Recorded information >>

- - -

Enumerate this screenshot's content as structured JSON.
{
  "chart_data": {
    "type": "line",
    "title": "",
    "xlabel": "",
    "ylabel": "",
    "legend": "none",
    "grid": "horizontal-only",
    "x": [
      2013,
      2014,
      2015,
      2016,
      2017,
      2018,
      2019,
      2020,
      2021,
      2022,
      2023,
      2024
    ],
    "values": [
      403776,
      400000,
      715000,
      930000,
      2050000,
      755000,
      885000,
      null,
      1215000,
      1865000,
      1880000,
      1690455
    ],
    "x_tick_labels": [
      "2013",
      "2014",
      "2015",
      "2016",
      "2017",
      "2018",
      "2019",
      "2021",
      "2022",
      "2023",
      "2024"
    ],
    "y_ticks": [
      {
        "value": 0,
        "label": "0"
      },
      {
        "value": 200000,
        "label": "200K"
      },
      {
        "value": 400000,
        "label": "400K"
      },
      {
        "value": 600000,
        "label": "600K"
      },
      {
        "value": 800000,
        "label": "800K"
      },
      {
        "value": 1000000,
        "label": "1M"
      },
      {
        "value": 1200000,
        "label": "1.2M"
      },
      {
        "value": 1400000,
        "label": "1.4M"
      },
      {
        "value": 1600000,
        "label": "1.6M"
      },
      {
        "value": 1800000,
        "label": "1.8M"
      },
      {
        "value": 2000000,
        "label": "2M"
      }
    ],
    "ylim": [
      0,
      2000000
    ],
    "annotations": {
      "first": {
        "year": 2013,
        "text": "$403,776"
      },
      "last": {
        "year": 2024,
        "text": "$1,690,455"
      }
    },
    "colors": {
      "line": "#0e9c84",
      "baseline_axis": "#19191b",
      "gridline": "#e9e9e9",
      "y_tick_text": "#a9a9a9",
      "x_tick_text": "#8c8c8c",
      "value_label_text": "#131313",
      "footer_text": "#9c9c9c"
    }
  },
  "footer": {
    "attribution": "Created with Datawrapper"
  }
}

- - -

What to produce >> Write out the entries above word for word.

Finished task >>
Enumerate this screenshot's content as structured JSON.
{
  "chart_data": {
    "type": "line",
    "title": "",
    "xlabel": "",
    "ylabel": "",
    "legend": "none",
    "grid": "horizontal-only",
    "x": [
      2013,
      2014,
      2015,
      2016,
      2017,
      2018,
      2019,
      2020,
      2021,
      2022,
      2023,
      2024
    ],
    "values": [
      403776,
      400000,
      715000,
      930000,
      2050000,
      755000,
      885000,
      null,
      1215000,
      1865000,
      1880000,
      1690455
    ],
    "x_tick_labels": [
      "2013",
      "2014",
      "2015",
      "2016",
      "2017",
      "2018",
      "2019",
      "2021",
      "2022",
      "2023",
      "2024"
    ],
    "y_ticks": [
      {
        "value": 0,
        "label": "0"
      },
      {
        "value": 200000,
        "label": "200K"
      },
      {
        "value": 400000,
        "label": "400K"
      },
      {
        "value": 600000,
        "label": "600K"
      },
      {
        "value": 800000,
        "label": "800K"
      },
      {
        "value": 1000000,
        "label": "1M"
      },
      {
        "value": 1200000,
        "label": "1.2M"
      },
      {
        "value": 1400000,
        "label": "1.4M"
      },
      {
        "value": 1600000,
        "label": "1.6M"
      },
      {
        "value": 1800000,
        "label": "1.8M"
      },
      {
        "value": 2000000,
        "label": "2M"
      }
    ],
    "ylim": [
      0,
      2000000
    ],
    "annotations": {
      "first": {
        "year": 2013,
        "text": "$403,776"
      },
      "last": {
        "year": 2024,
        "text": "$1,690,455"
      }
    },
    "colors": {
      "line": "#0e9c84",
      "baseline_axis": "#19191b",
      "gridline": "#e9e9e9",
      "y_tick_text": "#a9a9a9",
      "x_tick_text": "#8c8c8c",
      "value_label_text": "#131313",
      "footer_text": "#9c9c9c"
    }
  },
  "footer": {
    "attribution": "Created with Datawrapper"
  }
}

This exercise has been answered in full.